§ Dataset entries
= = = = = = =

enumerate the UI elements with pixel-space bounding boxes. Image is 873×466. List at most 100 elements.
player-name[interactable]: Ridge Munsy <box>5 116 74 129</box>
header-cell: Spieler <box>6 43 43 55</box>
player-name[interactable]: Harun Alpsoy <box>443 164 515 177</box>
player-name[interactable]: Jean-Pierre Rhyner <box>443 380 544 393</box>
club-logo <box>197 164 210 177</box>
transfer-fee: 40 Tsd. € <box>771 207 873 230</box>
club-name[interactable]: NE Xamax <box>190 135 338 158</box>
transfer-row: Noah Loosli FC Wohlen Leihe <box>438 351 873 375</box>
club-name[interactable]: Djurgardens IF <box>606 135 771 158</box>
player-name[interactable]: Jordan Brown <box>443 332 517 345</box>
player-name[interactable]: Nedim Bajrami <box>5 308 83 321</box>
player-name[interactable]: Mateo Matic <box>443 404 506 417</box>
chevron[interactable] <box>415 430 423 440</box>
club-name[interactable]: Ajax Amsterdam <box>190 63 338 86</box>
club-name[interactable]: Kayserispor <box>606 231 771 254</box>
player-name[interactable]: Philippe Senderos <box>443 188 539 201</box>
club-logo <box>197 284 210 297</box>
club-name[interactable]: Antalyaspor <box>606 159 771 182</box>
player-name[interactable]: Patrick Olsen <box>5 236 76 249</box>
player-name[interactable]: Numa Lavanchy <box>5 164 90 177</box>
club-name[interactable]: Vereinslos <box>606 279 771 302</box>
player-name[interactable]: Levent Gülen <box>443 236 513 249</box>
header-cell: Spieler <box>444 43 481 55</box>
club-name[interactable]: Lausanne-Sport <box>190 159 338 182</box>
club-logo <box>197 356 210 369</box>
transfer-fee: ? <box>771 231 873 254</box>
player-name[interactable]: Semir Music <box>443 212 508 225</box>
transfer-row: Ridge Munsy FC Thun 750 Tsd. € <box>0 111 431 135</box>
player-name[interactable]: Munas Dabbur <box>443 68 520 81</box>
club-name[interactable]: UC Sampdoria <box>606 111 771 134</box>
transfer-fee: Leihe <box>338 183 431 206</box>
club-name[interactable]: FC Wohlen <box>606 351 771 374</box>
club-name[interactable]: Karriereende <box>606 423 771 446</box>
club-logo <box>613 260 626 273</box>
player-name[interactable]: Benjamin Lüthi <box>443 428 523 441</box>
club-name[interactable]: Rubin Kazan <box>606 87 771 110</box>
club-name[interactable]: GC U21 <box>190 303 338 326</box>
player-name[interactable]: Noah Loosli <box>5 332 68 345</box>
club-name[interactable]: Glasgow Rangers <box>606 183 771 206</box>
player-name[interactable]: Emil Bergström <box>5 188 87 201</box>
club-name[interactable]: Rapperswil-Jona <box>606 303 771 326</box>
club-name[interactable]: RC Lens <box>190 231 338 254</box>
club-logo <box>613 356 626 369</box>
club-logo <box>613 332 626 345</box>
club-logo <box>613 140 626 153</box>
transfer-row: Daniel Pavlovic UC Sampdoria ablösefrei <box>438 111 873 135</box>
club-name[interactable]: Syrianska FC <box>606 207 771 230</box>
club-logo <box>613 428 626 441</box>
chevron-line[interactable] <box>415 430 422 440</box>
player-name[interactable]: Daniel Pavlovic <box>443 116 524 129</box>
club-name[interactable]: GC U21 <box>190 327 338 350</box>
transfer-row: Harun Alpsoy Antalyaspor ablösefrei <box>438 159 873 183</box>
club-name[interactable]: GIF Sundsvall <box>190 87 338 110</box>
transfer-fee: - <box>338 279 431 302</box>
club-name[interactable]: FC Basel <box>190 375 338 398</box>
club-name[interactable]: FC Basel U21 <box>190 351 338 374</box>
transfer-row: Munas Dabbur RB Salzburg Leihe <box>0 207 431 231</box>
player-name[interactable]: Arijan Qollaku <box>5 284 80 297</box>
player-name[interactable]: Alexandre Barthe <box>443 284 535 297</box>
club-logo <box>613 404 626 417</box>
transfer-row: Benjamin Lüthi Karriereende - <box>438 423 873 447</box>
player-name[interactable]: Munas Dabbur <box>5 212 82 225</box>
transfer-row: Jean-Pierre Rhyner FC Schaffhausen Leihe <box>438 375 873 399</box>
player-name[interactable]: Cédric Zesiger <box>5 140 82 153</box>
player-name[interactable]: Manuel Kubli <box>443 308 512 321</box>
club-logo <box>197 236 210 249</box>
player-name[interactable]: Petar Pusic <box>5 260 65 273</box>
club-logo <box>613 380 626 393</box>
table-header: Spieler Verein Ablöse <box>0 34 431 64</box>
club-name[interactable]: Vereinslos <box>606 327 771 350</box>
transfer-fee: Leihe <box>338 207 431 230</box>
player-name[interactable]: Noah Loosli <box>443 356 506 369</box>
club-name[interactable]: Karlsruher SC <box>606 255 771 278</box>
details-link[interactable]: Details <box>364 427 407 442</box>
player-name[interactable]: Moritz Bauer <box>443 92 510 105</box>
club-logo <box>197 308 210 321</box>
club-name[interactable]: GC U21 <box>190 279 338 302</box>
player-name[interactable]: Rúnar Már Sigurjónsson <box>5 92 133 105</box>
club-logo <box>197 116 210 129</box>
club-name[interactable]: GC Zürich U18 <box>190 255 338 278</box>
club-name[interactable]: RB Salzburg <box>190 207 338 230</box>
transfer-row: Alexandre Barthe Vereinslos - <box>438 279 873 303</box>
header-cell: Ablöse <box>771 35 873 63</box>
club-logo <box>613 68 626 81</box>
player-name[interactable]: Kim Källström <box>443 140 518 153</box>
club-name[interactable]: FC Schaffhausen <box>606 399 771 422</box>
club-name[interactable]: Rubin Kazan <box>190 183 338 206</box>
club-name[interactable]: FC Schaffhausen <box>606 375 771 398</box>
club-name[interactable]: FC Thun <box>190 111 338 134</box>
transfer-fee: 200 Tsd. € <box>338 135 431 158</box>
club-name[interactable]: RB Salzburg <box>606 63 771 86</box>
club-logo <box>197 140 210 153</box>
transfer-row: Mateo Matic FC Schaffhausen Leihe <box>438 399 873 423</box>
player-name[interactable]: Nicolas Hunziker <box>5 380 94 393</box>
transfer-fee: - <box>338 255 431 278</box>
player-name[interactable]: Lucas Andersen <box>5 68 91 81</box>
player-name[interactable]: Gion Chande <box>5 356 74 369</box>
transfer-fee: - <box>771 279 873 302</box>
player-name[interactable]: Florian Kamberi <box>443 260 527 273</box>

= = = = = = =

§ BRIEF
Return all of the entries above word for word, with no changes of any kind.

§ ANSWER TO THE TASK
enumerate the UI elements with pixel-space bounding boxes. Image is 873×466. List at most 100 elements.
player-name[interactable]: Ridge Munsy <box>5 116 74 129</box>
header-cell: Spieler <box>6 43 43 55</box>
player-name[interactable]: Harun Alpsoy <box>443 164 515 177</box>
player-name[interactable]: Jean-Pierre Rhyner <box>443 380 544 393</box>
club-logo <box>197 164 210 177</box>
transfer-fee: 40 Tsd. € <box>771 207 873 230</box>
club-name[interactable]: NE Xamax <box>190 135 338 158</box>
transfer-row: Noah Loosli FC Wohlen Leihe <box>438 351 873 375</box>
club-name[interactable]: Djurgardens IF <box>606 135 771 158</box>
player-name[interactable]: Jordan Brown <box>443 332 517 345</box>
player-name[interactable]: Nedim Bajrami <box>5 308 83 321</box>
player-name[interactable]: Mateo Matic <box>443 404 506 417</box>
chevron[interactable] <box>415 430 423 440</box>
club-name[interactable]: Ajax Amsterdam <box>190 63 338 86</box>
club-name[interactable]: Kayserispor <box>606 231 771 254</box>
player-name[interactable]: Philippe Senderos <box>443 188 539 201</box>
club-logo <box>197 284 210 297</box>
club-name[interactable]: Antalyaspor <box>606 159 771 182</box>
player-name[interactable]: Patrick Olsen <box>5 236 76 249</box>
player-name[interactable]: Numa Lavanchy <box>5 164 90 177</box>
club-name[interactable]: Vereinslos <box>606 279 771 302</box>
player-name[interactable]: Levent Gülen <box>443 236 513 249</box>
header-cell: Spieler <box>444 43 481 55</box>
club-name[interactable]: Lausanne-Sport <box>190 159 338 182</box>
club-logo <box>197 356 210 369</box>
transfer-fee: ? <box>771 231 873 254</box>
player-name[interactable]: Semir Music <box>443 212 508 225</box>
transfer-row: Ridge Munsy FC Thun 750 Tsd. € <box>0 111 431 135</box>
player-name[interactable]: Munas Dabbur <box>443 68 520 81</box>
club-name[interactable]: UC Sampdoria <box>606 111 771 134</box>
transfer-fee: Leihe <box>338 183 431 206</box>
club-name[interactable]: FC Wohlen <box>606 351 771 374</box>
club-name[interactable]: Karriereende <box>606 423 771 446</box>
club-logo <box>613 260 626 273</box>
player-name[interactable]: Benjamin Lüthi <box>443 428 523 441</box>
club-name[interactable]: Rubin Kazan <box>606 87 771 110</box>
club-name[interactable]: GC U21 <box>190 303 338 326</box>
player-name[interactable]: Noah Loosli <box>5 332 68 345</box>
club-name[interactable]: Glasgow Rangers <box>606 183 771 206</box>
player-name[interactable]: Emil Bergström <box>5 188 87 201</box>
club-name[interactable]: Rapperswil-Jona <box>606 303 771 326</box>
club-name[interactable]: RC Lens <box>190 231 338 254</box>
club-logo <box>613 356 626 369</box>
club-logo <box>613 332 626 345</box>
club-logo <box>613 140 626 153</box>
transfer-row: Daniel Pavlovic UC Sampdoria ablösefrei <box>438 111 873 135</box>
club-name[interactable]: Syrianska FC <box>606 207 771 230</box>
club-logo <box>613 428 626 441</box>
chevron-line[interactable] <box>415 430 422 440</box>
player-name[interactable]: Daniel Pavlovic <box>443 116 524 129</box>
club-name[interactable]: GC U21 <box>190 327 338 350</box>
transfer-row: Harun Alpsoy Antalyaspor ablösefrei <box>438 159 873 183</box>
club-name[interactable]: GIF Sundsvall <box>190 87 338 110</box>
transfer-fee: - <box>338 279 431 302</box>
club-name[interactable]: FC Basel <box>190 375 338 398</box>
club-name[interactable]: FC Basel U21 <box>190 351 338 374</box>
transfer-row: Munas Dabbur RB Salzburg Leihe <box>0 207 431 231</box>
player-name[interactable]: Arijan Qollaku <box>5 284 80 297</box>
player-name[interactable]: Alexandre Barthe <box>443 284 535 297</box>
club-logo <box>613 404 626 417</box>
transfer-row: Benjamin Lüthi Karriereende - <box>438 423 873 447</box>
player-name[interactable]: Munas Dabbur <box>5 212 82 225</box>
transfer-row: Jean-Pierre Rhyner FC Schaffhausen Leihe <box>438 375 873 399</box>
player-name[interactable]: Cédric Zesiger <box>5 140 82 153</box>
player-name[interactable]: Manuel Kubli <box>443 308 512 321</box>
club-logo <box>197 236 210 249</box>
player-name[interactable]: Petar Pusic <box>5 260 65 273</box>
club-logo <box>613 380 626 393</box>
table-header: Spieler Verein Ablöse <box>0 34 431 64</box>
club-name[interactable]: Vereinslos <box>606 327 771 350</box>
transfer-fee: Leihe <box>338 207 431 230</box>
player-name[interactable]: Noah Loosli <box>443 356 506 369</box>
club-name[interactable]: Karlsruher SC <box>606 255 771 278</box>
details-link[interactable]: Details <box>364 427 407 442</box>
player-name[interactable]: Moritz Bauer <box>443 92 510 105</box>
club-logo <box>197 308 210 321</box>
club-name[interactable]: GC U21 <box>190 279 338 302</box>
player-name[interactable]: Rúnar Már Sigurjónsson <box>5 92 133 105</box>
club-logo <box>197 116 210 129</box>
club-name[interactable]: GC Zürich U18 <box>190 255 338 278</box>
club-name[interactable]: RB Salzburg <box>190 207 338 230</box>
transfer-row: Alexandre Barthe Vereinslos - <box>438 279 873 303</box>
header-cell: Ablöse <box>771 35 873 63</box>
club-logo <box>613 68 626 81</box>
player-name[interactable]: Kim Källström <box>443 140 518 153</box>
club-name[interactable]: FC Schaffhausen <box>606 399 771 422</box>
club-name[interactable]: Rubin Kazan <box>190 183 338 206</box>
club-name[interactable]: FC Schaffhausen <box>606 375 771 398</box>
club-name[interactable]: FC Thun <box>190 111 338 134</box>
transfer-fee: 200 Tsd. € <box>338 135 431 158</box>
club-name[interactable]: RB Salzburg <box>606 63 771 86</box>
club-logo <box>197 140 210 153</box>
transfer-row: Mateo Matic FC Schaffhausen Leihe <box>438 399 873 423</box>
player-name[interactable]: Nicolas Hunziker <box>5 380 94 393</box>
transfer-fee: - <box>338 255 431 278</box>
player-name[interactable]: Lucas Andersen <box>5 68 91 81</box>
player-name[interactable]: Gion Chande <box>5 356 74 369</box>
transfer-fee: - <box>771 279 873 302</box>
player-name[interactable]: Florian Kamberi <box>443 260 527 273</box>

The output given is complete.